**What you have to do:** Extract all of the entries and set them down verbatim.

──────

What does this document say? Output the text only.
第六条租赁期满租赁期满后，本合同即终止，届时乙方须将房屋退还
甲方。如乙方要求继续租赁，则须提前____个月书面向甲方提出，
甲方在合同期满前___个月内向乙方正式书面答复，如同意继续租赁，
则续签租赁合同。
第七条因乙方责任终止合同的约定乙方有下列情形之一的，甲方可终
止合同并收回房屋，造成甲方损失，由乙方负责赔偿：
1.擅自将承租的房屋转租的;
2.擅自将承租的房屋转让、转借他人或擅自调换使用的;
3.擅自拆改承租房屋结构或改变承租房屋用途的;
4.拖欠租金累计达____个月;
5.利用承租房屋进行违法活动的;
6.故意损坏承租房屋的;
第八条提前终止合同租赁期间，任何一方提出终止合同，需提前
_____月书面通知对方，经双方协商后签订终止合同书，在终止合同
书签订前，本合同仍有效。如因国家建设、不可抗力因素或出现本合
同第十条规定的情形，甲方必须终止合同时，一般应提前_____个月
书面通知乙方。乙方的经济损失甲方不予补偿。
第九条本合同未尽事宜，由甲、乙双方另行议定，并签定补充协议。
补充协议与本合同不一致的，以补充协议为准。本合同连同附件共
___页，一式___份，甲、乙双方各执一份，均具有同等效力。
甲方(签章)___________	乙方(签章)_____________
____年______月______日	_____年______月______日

──────

**Final result:**
What does this document say? Output the text only.
第六条租赁期满租赁期满后，本合同即终止，届时乙方须将房屋退还
甲方。如乙方要求继续租赁，则须提前____个月书面向甲方提出，
甲方在合同期满前___个月内向乙方正式书面答复，如同意继续租赁，
则续签租赁合同。
第七条因乙方责任终止合同的约定乙方有下列情形之一的，甲方可终
止合同并收回房屋，造成甲方损失，由乙方负责赔偿：
1.擅自将承租的房屋转租的;
2.擅自将承租的房屋转让、转借他人或擅自调换使用的;
3.擅自拆改承租房屋结构或改变承租房屋用途的;
4.拖欠租金累计达____个月;
5.利用承租房屋进行违法活动的;
6.故意损坏承租房屋的;
第八条提前终止合同租赁期间，任何一方提出终止合同，需提前
_____月书面通知对方，经双方协商后签订终止合同书，在终止合同
书签订前，本合同仍有效。如因国家建设、不可抗力因素或出现本合
同第十条规定的情形，甲方必须终止合同时，一般应提前_____个月
书面通知乙方。乙方的经济损失甲方不予补偿。
第九条本合同未尽事宜，由甲、乙双方另行议定，并签定补充协议。
补充协议与本合同不一致的，以补充协议为准。本合同连同附件共
___页，一式___份，甲、乙双方各执一份，均具有同等效力。
甲方(签章)___________	乙方(签章)_____________
____年______月______日	_____年______月______日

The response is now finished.